▸ **Exercise prompt**:
Below is a block of records; repeat each one exactly.
====
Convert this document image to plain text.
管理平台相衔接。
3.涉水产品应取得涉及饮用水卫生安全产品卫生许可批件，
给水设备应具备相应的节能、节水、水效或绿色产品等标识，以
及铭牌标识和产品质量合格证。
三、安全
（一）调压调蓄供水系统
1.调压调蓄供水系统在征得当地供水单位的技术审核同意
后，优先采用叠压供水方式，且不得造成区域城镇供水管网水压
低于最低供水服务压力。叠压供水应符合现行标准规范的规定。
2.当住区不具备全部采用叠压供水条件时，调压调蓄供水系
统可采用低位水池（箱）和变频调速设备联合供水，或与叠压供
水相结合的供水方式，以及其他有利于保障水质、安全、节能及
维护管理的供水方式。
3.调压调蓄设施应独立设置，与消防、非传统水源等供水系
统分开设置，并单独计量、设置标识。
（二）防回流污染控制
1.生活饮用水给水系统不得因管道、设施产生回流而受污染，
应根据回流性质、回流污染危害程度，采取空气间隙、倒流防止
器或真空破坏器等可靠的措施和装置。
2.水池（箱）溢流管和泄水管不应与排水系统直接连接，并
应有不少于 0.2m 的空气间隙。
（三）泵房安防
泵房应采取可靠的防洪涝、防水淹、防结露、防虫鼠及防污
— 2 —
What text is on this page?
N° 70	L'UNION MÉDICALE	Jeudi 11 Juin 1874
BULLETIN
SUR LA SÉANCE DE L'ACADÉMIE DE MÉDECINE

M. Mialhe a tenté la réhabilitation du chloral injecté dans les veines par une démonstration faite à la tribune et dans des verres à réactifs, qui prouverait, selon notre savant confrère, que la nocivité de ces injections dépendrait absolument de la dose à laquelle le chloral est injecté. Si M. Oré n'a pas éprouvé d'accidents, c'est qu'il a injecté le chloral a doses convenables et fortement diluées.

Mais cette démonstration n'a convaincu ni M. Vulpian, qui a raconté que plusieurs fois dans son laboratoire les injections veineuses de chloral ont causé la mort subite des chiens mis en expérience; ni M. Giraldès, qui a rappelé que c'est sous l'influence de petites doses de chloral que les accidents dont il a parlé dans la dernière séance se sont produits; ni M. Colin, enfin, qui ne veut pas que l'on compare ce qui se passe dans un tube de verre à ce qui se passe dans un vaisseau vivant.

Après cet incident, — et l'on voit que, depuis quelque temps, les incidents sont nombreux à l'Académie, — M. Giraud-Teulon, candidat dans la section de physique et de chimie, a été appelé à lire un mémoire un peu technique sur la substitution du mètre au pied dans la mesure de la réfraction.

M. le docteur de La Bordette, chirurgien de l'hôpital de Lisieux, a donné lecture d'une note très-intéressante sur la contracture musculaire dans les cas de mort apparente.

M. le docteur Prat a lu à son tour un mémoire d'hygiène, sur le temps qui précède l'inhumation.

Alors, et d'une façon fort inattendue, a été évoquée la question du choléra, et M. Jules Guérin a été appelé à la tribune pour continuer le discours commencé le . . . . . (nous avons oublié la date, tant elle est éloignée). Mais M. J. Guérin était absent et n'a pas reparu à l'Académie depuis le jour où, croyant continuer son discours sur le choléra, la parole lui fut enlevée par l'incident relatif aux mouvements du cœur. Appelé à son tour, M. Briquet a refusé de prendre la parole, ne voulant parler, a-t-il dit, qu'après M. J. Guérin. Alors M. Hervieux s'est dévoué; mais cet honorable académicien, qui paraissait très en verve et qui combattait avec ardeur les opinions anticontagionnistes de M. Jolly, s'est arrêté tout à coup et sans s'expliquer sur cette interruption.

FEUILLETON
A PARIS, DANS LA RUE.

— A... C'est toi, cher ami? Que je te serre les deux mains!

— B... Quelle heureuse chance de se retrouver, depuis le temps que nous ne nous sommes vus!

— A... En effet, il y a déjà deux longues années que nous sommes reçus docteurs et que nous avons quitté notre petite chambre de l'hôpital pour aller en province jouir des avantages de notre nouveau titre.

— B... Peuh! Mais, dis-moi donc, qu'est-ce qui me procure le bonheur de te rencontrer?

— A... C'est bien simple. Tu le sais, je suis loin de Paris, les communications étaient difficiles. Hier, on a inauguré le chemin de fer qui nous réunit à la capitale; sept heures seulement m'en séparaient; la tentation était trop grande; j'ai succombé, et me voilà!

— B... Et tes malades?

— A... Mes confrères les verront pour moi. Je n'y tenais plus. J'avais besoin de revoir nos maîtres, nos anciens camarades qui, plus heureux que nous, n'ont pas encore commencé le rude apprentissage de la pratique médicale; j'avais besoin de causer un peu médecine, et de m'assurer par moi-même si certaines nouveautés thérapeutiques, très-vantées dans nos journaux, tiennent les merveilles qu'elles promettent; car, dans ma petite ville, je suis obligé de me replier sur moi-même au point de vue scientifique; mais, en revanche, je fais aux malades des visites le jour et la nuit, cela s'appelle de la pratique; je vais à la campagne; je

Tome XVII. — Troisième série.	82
====
▸ **Solution**:
Convert this document image to plain text.
管理平台相衔接。
3.涉水产品应取得涉及饮用水卫生安全产品卫生许可批件，
给水设备应具备相应的节能、节水、水效或绿色产品等标识，以
及铭牌标识和产品质量合格证。
三、安全
（一）调压调蓄供水系统
1.调压调蓄供水系统在征得当地供水单位的技术审核同意
后，优先采用叠压供水方式，且不得造成区域城镇供水管网水压
低于最低供水服务压力。叠压供水应符合现行标准规范的规定。
2.当住区不具备全部采用叠压供水条件时，调压调蓄供水系
统可采用低位水池（箱）和变频调速设备联合供水，或与叠压供
水相结合的供水方式，以及其他有利于保障水质、安全、节能及
维护管理的供水方式。
3.调压调蓄设施应独立设置，与消防、非传统水源等供水系
统分开设置，并单独计量、设置标识。
（二）防回流污染控制
1.生活饮用水给水系统不得因管道、设施产生回流而受污染，
应根据回流性质、回流污染危害程度，采取空气间隙、倒流防止
器或真空破坏器等可靠的措施和装置。
2.水池（箱）溢流管和泄水管不应与排水系统直接连接，并
应有不少于 0.2m 的空气间隙。
（三）泵房安防
泵房应采取可靠的防洪涝、防水淹、防结露、防虫鼠及防污
— 2 —
What text is on this page?
N° 70	L'UNION MÉDICALE	Jeudi 11 Juin 1874
BULLETIN
SUR LA SÉANCE DE L'ACADÉMIE DE MÉDECINE

M. Mialhe a tenté la réhabilitation du chloral injecté dans les veines par une démonstration faite à la tribune et dans des verres à réactifs, qui prouverait, selon notre savant confrère, que la nocivité de ces injections dépendrait absolument de la dose à laquelle le chloral est injecté. Si M. Oré n'a pas éprouvé d'accidents, c'est qu'il a injecté le chloral a doses convenables et fortement diluées.

Mais cette démonstration n'a convaincu ni M. Vulpian, qui a raconté que plusieurs fois dans son laboratoire les injections veineuses de chloral ont causé la mort subite des chiens mis en expérience; ni M. Giraldès, qui a rappelé que c'est sous l'influence de petites doses de chloral que les accidents dont il a parlé dans la dernière séance se sont produits; ni M. Colin, enfin, qui ne veut pas que l'on compare ce qui se passe dans un tube de verre à ce qui se passe dans un vaisseau vivant.

Après cet incident, — et l'on voit que, depuis quelque temps, les incidents sont nombreux à l'Académie, — M. Giraud-Teulon, candidat dans la section de physique et de chimie, a été appelé à lire un mémoire un peu technique sur la substitution du mètre au pied dans la mesure de la réfraction.

M. le docteur de La Bordette, chirurgien de l'hôpital de Lisieux, a donné lecture d'une note très-intéressante sur la contracture musculaire dans les cas de mort apparente.

M. le docteur Prat a lu à son tour un mémoire d'hygiène, sur le temps qui précède l'inhumation.

Alors, et d'une façon fort inattendue, a été évoquée la question du choléra, et M. Jules Guérin a été appelé à la tribune pour continuer le discours commencé le . . . . . (nous avons oublié la date, tant elle est éloignée). Mais M. J. Guérin était absent et n'a pas reparu à l'Académie depuis le jour où, croyant continuer son discours sur le choléra, la parole lui fut enlevée par l'incident relatif aux mouvements du cœur. Appelé à son tour, M. Briquet a refusé de prendre la parole, ne voulant parler, a-t-il dit, qu'après M. J. Guérin. Alors M. Hervieux s'est dévoué; mais cet honorable académicien, qui paraissait très en verve et qui combattait avec ardeur les opinions anticontagionnistes de M. Jolly, s'est arrêté tout à coup et sans s'expliquer sur cette interruption.

FEUILLETON
A PARIS, DANS LA RUE.

— A... C'est toi, cher ami? Que je te serre les deux mains!

— B... Quelle heureuse chance de se retrouver, depuis le temps que nous ne nous sommes vus!

— A... En effet, il y a déjà deux longues années que nous sommes reçus docteurs et que nous avons quitté notre petite chambre de l'hôpital pour aller en province jouir des avantages de notre nouveau titre.

— B... Peuh! Mais, dis-moi donc, qu'est-ce qui me procure le bonheur de te rencontrer?

— A... C'est bien simple. Tu le sais, je suis loin de Paris, les communications étaient difficiles. Hier, on a inauguré le chemin de fer qui nous réunit à la capitale; sept heures seulement m'en séparaient; la tentation était trop grande; j'ai succombé, et me voilà!

— B... Et tes malades?

— A... Mes confrères les verront pour moi. Je n'y tenais plus. J'avais besoin de revoir nos maîtres, nos anciens camarades qui, plus heureux que nous, n'ont pas encore commencé le rude apprentissage de la pratique médicale; j'avais besoin de causer un peu médecine, et de m'assurer par moi-même si certaines nouveautés thérapeutiques, très-vantées dans nos journaux, tiennent les merveilles qu'elles promettent; car, dans ma petite ville, je suis obligé de me replier sur moi-même au point de vue scientifique; mais, en revanche, je fais aux malades des visites le jour et la nuit, cela s'appelle de la pratique; je vais à la campagne; je

Tome XVII. — Troisième série.	82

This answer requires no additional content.